> MATERIAL FOR THIS EXERCISE:
━━━

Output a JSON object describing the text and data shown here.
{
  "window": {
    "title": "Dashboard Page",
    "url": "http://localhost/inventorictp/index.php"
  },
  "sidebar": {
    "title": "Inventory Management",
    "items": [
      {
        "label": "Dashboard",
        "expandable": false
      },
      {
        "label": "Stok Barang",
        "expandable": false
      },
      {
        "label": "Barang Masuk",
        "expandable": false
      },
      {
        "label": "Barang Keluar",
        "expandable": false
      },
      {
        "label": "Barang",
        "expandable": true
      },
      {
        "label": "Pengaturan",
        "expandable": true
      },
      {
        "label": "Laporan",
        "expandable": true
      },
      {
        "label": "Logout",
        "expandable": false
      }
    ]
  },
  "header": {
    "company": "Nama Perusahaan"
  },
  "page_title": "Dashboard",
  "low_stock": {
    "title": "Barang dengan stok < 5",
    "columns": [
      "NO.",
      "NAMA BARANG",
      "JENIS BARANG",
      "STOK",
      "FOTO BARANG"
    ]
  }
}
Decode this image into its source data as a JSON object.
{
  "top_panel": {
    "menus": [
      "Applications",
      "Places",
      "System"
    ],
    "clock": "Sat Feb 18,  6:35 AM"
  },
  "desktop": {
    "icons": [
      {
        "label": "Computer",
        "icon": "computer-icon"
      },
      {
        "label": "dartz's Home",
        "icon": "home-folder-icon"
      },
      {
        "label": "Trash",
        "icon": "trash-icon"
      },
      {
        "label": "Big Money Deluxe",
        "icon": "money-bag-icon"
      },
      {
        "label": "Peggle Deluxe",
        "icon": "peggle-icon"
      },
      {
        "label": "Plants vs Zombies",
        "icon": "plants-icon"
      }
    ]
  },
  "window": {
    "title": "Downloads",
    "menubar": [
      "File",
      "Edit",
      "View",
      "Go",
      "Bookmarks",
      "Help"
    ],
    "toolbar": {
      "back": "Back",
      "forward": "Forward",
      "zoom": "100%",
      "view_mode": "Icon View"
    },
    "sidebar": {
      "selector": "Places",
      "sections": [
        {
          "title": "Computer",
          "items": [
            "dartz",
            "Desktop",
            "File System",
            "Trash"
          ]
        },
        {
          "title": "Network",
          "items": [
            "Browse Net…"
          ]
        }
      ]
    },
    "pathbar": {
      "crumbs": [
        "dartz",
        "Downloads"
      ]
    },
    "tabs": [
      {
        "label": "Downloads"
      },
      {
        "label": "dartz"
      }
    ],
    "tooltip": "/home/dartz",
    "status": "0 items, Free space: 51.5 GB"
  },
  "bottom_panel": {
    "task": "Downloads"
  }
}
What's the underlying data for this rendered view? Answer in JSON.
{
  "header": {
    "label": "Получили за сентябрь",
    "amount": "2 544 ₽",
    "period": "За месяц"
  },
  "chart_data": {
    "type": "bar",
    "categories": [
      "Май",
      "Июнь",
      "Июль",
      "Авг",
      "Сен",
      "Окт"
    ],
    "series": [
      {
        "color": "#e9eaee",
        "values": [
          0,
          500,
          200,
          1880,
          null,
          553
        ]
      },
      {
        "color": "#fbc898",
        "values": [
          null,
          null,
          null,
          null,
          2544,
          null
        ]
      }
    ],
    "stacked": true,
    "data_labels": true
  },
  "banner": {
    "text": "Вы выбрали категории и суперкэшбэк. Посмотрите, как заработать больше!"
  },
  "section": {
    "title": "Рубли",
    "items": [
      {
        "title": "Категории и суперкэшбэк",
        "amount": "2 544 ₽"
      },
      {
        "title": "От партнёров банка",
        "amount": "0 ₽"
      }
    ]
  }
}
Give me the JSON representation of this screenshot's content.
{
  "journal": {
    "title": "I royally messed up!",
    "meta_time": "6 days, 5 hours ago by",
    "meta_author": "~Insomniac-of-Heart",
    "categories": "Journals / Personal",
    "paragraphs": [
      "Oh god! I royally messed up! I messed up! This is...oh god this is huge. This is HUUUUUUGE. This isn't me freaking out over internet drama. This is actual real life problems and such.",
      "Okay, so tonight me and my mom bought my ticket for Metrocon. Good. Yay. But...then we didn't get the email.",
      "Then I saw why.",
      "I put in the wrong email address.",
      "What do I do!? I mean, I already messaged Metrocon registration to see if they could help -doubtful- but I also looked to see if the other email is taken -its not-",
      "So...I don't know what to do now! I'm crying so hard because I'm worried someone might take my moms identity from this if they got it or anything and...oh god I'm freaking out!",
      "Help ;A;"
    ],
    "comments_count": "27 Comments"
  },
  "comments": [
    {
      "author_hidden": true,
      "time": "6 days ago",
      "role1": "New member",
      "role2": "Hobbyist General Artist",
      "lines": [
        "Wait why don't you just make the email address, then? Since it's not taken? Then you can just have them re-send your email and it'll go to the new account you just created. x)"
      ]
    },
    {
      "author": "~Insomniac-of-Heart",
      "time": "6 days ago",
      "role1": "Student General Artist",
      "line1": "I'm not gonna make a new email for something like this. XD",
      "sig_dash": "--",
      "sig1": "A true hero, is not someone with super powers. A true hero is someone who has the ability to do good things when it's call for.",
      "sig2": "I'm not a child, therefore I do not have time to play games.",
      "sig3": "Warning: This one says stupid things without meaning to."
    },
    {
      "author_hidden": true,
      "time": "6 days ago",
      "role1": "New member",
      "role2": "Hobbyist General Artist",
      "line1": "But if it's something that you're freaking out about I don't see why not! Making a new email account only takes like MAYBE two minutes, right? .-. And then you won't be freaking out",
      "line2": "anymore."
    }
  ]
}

━━━

> WORK REQUIRED: Reproduce each line of the entries in which the word "Downloads" is found.

> RESULT:
    "title": "Downloads",
        "Downloads"
        "label": "Downloads"
    "task": "Downloads"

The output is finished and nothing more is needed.